INFORMATION SUPPLIED:

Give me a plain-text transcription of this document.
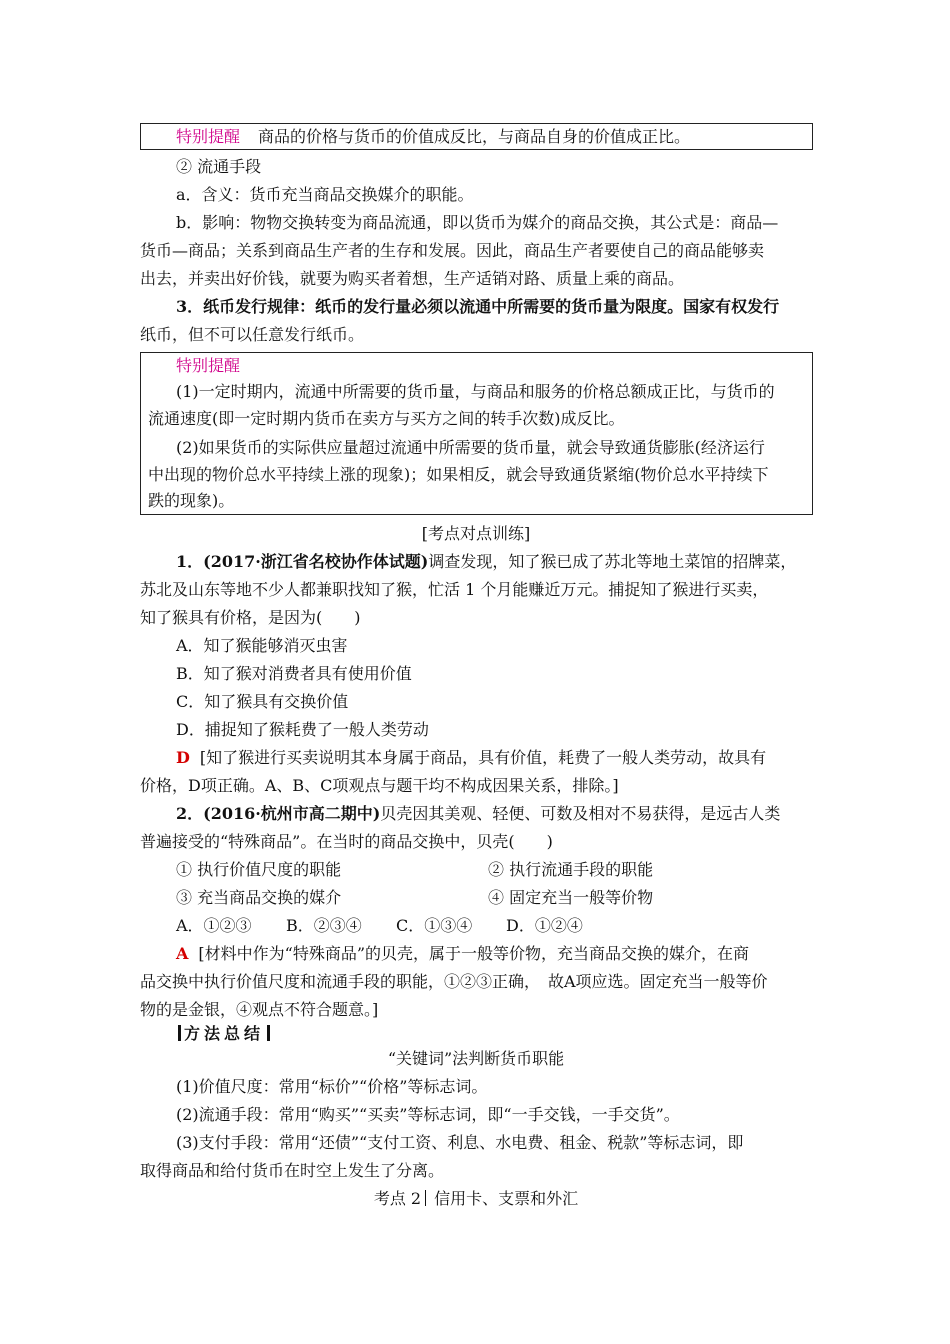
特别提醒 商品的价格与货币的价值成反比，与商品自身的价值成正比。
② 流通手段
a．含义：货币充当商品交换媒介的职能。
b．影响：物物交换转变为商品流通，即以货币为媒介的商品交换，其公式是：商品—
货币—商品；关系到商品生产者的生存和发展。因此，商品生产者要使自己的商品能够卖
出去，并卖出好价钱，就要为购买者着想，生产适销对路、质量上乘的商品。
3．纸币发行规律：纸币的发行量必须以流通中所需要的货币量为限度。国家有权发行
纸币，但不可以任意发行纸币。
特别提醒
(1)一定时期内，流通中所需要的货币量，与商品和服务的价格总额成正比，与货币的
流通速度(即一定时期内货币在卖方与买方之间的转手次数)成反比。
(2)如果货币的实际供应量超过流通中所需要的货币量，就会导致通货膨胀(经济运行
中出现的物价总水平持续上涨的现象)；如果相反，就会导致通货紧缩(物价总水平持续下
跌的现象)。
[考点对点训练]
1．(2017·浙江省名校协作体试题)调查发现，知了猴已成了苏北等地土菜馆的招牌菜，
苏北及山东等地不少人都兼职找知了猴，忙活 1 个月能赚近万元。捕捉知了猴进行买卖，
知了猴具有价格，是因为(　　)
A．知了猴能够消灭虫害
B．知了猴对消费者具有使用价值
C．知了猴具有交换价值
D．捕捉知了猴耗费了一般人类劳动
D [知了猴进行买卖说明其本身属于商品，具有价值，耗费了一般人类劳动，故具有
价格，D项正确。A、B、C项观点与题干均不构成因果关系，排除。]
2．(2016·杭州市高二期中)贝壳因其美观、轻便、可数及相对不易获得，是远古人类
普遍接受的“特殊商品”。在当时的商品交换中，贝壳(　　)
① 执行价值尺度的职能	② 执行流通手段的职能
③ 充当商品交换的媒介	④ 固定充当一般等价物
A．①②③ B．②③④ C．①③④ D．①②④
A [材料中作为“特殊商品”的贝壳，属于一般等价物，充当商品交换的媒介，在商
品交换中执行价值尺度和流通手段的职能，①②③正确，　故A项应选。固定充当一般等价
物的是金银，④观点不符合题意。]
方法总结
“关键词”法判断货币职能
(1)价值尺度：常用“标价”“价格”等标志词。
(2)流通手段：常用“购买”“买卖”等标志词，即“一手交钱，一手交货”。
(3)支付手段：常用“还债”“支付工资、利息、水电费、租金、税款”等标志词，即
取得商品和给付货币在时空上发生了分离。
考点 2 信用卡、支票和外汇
==
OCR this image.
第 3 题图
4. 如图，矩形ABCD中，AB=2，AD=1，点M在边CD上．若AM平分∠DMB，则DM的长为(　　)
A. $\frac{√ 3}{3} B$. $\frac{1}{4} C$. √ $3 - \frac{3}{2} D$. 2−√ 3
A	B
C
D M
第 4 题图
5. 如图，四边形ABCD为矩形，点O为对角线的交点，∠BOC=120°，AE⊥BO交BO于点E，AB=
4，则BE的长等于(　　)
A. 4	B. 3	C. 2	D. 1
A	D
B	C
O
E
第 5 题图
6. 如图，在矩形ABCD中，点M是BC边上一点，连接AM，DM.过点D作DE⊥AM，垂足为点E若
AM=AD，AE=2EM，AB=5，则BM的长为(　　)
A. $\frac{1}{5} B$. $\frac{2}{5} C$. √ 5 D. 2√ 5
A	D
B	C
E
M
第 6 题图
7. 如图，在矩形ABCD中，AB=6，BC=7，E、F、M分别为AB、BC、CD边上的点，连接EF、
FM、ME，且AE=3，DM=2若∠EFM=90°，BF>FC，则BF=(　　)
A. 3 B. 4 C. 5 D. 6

AIM:
Look through the entries above and list every line containing "在矩形ABCD中".

TASK RESPONSE:
6. 如图，在矩形ABCD中，点M是BC边上一点，连接AM，DM.过点D作DE⊥AM，垂足为点E若
7. 如图，在矩形ABCD中，AB=6，BC=7，E、F、M分别为AB、BC、CD边上的点，连接EF、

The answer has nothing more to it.